SHORT EXERCISE
Output all records precisely as written.

DATASET ROWS
▼▼▼

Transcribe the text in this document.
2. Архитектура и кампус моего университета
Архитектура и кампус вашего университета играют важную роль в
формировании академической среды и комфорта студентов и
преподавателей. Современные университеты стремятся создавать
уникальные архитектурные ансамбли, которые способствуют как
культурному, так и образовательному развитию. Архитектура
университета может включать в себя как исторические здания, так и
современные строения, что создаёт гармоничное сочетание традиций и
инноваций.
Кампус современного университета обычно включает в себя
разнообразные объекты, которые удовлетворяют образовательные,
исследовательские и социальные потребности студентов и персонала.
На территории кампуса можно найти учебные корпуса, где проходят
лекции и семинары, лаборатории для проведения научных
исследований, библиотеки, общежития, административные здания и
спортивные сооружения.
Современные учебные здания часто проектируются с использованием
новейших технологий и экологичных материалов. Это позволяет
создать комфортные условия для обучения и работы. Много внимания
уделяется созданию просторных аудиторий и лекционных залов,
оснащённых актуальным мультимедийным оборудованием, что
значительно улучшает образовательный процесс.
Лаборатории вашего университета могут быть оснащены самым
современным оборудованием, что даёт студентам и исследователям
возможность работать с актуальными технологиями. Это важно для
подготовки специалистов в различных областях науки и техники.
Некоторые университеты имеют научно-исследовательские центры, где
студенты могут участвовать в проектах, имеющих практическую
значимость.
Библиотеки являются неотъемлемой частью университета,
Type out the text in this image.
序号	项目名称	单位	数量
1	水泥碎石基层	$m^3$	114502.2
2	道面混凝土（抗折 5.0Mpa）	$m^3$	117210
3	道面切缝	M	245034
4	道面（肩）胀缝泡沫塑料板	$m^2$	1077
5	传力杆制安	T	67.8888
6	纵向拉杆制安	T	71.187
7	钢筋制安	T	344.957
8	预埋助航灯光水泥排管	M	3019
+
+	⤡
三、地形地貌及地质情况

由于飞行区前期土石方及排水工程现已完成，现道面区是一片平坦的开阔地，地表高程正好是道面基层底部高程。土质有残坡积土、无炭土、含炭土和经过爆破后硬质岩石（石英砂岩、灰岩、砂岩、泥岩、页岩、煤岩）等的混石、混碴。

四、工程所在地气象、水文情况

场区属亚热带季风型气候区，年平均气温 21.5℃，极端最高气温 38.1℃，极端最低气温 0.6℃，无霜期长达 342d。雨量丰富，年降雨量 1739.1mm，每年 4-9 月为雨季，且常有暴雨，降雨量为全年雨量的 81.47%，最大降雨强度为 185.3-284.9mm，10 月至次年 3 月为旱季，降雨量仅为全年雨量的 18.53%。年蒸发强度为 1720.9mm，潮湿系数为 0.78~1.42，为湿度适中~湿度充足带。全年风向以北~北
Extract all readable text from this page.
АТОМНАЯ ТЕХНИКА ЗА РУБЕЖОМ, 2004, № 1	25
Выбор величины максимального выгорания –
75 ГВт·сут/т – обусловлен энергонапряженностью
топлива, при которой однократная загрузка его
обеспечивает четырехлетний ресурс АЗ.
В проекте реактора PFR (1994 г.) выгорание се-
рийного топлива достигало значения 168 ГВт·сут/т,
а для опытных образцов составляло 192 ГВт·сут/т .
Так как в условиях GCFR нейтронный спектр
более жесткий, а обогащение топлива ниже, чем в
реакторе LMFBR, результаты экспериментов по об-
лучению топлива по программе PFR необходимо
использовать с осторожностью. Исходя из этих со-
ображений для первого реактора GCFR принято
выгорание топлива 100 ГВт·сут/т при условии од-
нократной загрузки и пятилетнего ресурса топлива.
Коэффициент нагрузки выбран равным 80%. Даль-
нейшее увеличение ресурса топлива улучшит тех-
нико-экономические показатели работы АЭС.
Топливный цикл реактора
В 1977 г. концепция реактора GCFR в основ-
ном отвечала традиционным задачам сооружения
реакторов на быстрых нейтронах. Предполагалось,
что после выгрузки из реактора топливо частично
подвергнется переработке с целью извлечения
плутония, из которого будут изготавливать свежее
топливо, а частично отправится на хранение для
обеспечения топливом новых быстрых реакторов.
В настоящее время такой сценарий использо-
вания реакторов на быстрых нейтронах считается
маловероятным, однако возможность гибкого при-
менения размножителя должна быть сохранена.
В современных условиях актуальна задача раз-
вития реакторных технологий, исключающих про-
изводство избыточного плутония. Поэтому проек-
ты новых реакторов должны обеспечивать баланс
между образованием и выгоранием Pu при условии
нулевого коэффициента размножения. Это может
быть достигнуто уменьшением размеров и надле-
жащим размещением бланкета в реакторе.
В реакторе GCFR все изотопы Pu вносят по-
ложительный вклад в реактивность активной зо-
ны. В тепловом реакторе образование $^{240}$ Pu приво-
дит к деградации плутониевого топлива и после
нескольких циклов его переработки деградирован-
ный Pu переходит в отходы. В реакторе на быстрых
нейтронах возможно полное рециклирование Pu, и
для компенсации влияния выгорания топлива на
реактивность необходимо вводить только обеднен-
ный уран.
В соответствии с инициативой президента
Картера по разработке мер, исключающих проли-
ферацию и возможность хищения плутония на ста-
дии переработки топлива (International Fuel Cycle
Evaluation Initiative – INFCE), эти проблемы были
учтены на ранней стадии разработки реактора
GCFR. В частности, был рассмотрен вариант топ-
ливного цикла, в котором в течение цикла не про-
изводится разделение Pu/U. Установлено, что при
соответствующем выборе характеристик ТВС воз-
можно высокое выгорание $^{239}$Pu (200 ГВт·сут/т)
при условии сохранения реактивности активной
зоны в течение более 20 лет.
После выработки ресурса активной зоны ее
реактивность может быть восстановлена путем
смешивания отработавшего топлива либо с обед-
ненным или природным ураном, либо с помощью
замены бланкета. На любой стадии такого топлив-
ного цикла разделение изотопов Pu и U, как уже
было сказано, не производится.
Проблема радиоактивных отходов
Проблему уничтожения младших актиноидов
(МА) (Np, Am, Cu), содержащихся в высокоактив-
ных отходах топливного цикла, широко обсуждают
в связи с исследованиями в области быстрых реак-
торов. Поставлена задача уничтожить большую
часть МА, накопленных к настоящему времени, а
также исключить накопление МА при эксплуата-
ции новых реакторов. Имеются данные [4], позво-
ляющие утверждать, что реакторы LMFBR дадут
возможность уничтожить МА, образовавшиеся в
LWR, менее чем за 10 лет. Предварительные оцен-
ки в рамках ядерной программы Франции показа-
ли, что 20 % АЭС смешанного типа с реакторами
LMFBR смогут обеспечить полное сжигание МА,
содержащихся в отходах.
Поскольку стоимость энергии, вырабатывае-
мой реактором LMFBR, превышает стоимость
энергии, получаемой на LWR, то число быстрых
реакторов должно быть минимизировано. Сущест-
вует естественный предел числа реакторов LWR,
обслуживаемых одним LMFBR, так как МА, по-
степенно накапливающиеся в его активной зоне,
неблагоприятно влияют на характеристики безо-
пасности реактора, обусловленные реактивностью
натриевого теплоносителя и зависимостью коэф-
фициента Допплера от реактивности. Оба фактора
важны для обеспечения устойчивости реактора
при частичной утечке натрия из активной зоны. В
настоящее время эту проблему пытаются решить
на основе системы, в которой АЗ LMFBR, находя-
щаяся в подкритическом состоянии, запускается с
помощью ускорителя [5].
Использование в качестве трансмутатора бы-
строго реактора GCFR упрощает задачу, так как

▲▲▲

THE RESPONSE
Transcribe the text in this document.
2. Архитектура и кампус моего университета
Архитектура и кампус вашего университета играют важную роль в
формировании академической среды и комфорта студентов и
преподавателей. Современные университеты стремятся создавать
уникальные архитектурные ансамбли, которые способствуют как
культурному, так и образовательному развитию. Архитектура
университета может включать в себя как исторические здания, так и
современные строения, что создаёт гармоничное сочетание традиций и
инноваций.
Кампус современного университета обычно включает в себя
разнообразные объекты, которые удовлетворяют образовательные,
исследовательские и социальные потребности студентов и персонала.
На территории кампуса можно найти учебные корпуса, где проходят
лекции и семинары, лаборатории для проведения научных
исследований, библиотеки, общежития, административные здания и
спортивные сооружения.
Современные учебные здания часто проектируются с использованием
новейших технологий и экологичных материалов. Это позволяет
создать комфортные условия для обучения и работы. Много внимания
уделяется созданию просторных аудиторий и лекционных залов,
оснащённых актуальным мультимедийным оборудованием, что
значительно улучшает образовательный процесс.
Лаборатории вашего университета могут быть оснащены самым
современным оборудованием, что даёт студентам и исследователям
возможность работать с актуальными технологиями. Это важно для
подготовки специалистов в различных областях науки и техники.
Некоторые университеты имеют научно-исследовательские центры, где
студенты могут участвовать в проектах, имеющих практическую
значимость.
Библиотеки являются неотъемлемой частью университета,
Type out the text in this image.
序号	项目名称	单位	数量
1	水泥碎石基层	$m^3$	114502.2
2	道面混凝土（抗折 5.0Mpa）	$m^3$	117210
3	道面切缝	M	245034
4	道面（肩）胀缝泡沫塑料板	$m^2$	1077
5	传力杆制安	T	67.8888
6	纵向拉杆制安	T	71.187
7	钢筋制安	T	344.957
8	预埋助航灯光水泥排管	M	3019
+
+	⤡
三、地形地貌及地质情况

由于飞行区前期土石方及排水工程现已完成，现道面区是一片平坦的开阔地，地表高程正好是道面基层底部高程。土质有残坡积土、无炭土、含炭土和经过爆破后硬质岩石（石英砂岩、灰岩、砂岩、泥岩、页岩、煤岩）等的混石、混碴。

四、工程所在地气象、水文情况

场区属亚热带季风型气候区，年平均气温 21.5℃，极端最高气温 38.1℃，极端最低气温 0.6℃，无霜期长达 342d。雨量丰富，年降雨量 1739.1mm，每年 4-9 月为雨季，且常有暴雨，降雨量为全年雨量的 81.47%，最大降雨强度为 185.3-284.9mm，10 月至次年 3 月为旱季，降雨量仅为全年雨量的 18.53%。年蒸发强度为 1720.9mm，潮湿系数为 0.78~1.42，为湿度适中~湿度充足带。全年风向以北~北
Extract all readable text from this page.
АТОМНАЯ ТЕХНИКА ЗА РУБЕЖОМ, 2004, № 1	25
Выбор величины максимального выгорания –
75 ГВт·сут/т – обусловлен энергонапряженностью
топлива, при которой однократная загрузка его
обеспечивает четырехлетний ресурс АЗ.
В проекте реактора PFR (1994 г.) выгорание се-
рийного топлива достигало значения 168 ГВт·сут/т,
а для опытных образцов составляло 192 ГВт·сут/т .
Так как в условиях GCFR нейтронный спектр
более жесткий, а обогащение топлива ниже, чем в
реакторе LMFBR, результаты экспериментов по об-
лучению топлива по программе PFR необходимо
использовать с осторожностью. Исходя из этих со-
ображений для первого реактора GCFR принято
выгорание топлива 100 ГВт·сут/т при условии од-
нократной загрузки и пятилетнего ресурса топлива.
Коэффициент нагрузки выбран равным 80%. Даль-
нейшее увеличение ресурса топлива улучшит тех-
нико-экономические показатели работы АЭС.
Топливный цикл реактора
В 1977 г. концепция реактора GCFR в основ-
ном отвечала традиционным задачам сооружения
реакторов на быстрых нейтронах. Предполагалось,
что после выгрузки из реактора топливо частично
подвергнется переработке с целью извлечения
плутония, из которого будут изготавливать свежее
топливо, а частично отправится на хранение для
обеспечения топливом новых быстрых реакторов.
В настоящее время такой сценарий использо-
вания реакторов на быстрых нейтронах считается
маловероятным, однако возможность гибкого при-
менения размножителя должна быть сохранена.
В современных условиях актуальна задача раз-
вития реакторных технологий, исключающих про-
изводство избыточного плутония. Поэтому проек-
ты новых реакторов должны обеспечивать баланс
между образованием и выгоранием Pu при условии
нулевого коэффициента размножения. Это может
быть достигнуто уменьшением размеров и надле-
жащим размещением бланкета в реакторе.
В реакторе GCFR все изотопы Pu вносят по-
ложительный вклад в реактивность активной зо-
ны. В тепловом реакторе образование $^{240}$ Pu приво-
дит к деградации плутониевого топлива и после
нескольких циклов его переработки деградирован-
ный Pu переходит в отходы. В реакторе на быстрых
нейтронах возможно полное рециклирование Pu, и
для компенсации влияния выгорания топлива на
реактивность необходимо вводить только обеднен-
ный уран.
В соответствии с инициативой президента
Картера по разработке мер, исключающих проли-
ферацию и возможность хищения плутония на ста-
дии переработки топлива (International Fuel Cycle
Evaluation Initiative – INFCE), эти проблемы были
учтены на ранней стадии разработки реактора
GCFR. В частности, был рассмотрен вариант топ-
ливного цикла, в котором в течение цикла не про-
изводится разделение Pu/U. Установлено, что при
соответствующем выборе характеристик ТВС воз-
можно высокое выгорание $^{239}$Pu (200 ГВт·сут/т)
при условии сохранения реактивности активной
зоны в течение более 20 лет.
После выработки ресурса активной зоны ее
реактивность может быть восстановлена путем
смешивания отработавшего топлива либо с обед-
ненным или природным ураном, либо с помощью
замены бланкета. На любой стадии такого топлив-
ного цикла разделение изотопов Pu и U, как уже
было сказано, не производится.
Проблема радиоактивных отходов
Проблему уничтожения младших актиноидов
(МА) (Np, Am, Cu), содержащихся в высокоактив-
ных отходах топливного цикла, широко обсуждают
в связи с исследованиями в области быстрых реак-
торов. Поставлена задача уничтожить большую
часть МА, накопленных к настоящему времени, а
также исключить накопление МА при эксплуата-
ции новых реакторов. Имеются данные [4], позво-
ляющие утверждать, что реакторы LMFBR дадут
возможность уничтожить МА, образовавшиеся в
LWR, менее чем за 10 лет. Предварительные оцен-
ки в рамках ядерной программы Франции показа-
ли, что 20 % АЭС смешанного типа с реакторами
LMFBR смогут обеспечить полное сжигание МА,
содержащихся в отходах.
Поскольку стоимость энергии, вырабатывае-
мой реактором LMFBR, превышает стоимость
энергии, получаемой на LWR, то число быстрых
реакторов должно быть минимизировано. Сущест-
вует естественный предел числа реакторов LWR,
обслуживаемых одним LMFBR, так как МА, по-
степенно накапливающиеся в его активной зоне,
неблагоприятно влияют на характеристики безо-
пасности реактора, обусловленные реактивностью
натриевого теплоносителя и зависимостью коэф-
фициента Допплера от реактивности. Оба фактора
важны для обеспечения устойчивости реактора
при частичной утечке натрия из активной зоны. В
настоящее время эту проблему пытаются решить
на основе системы, в которой АЗ LMFBR, находя-
щаяся в подкритическом состоянии, запускается с
помощью ускорителя [5].
Использование в качестве трансмутатора бы-
строго реактора GCFR упрощает задачу, так как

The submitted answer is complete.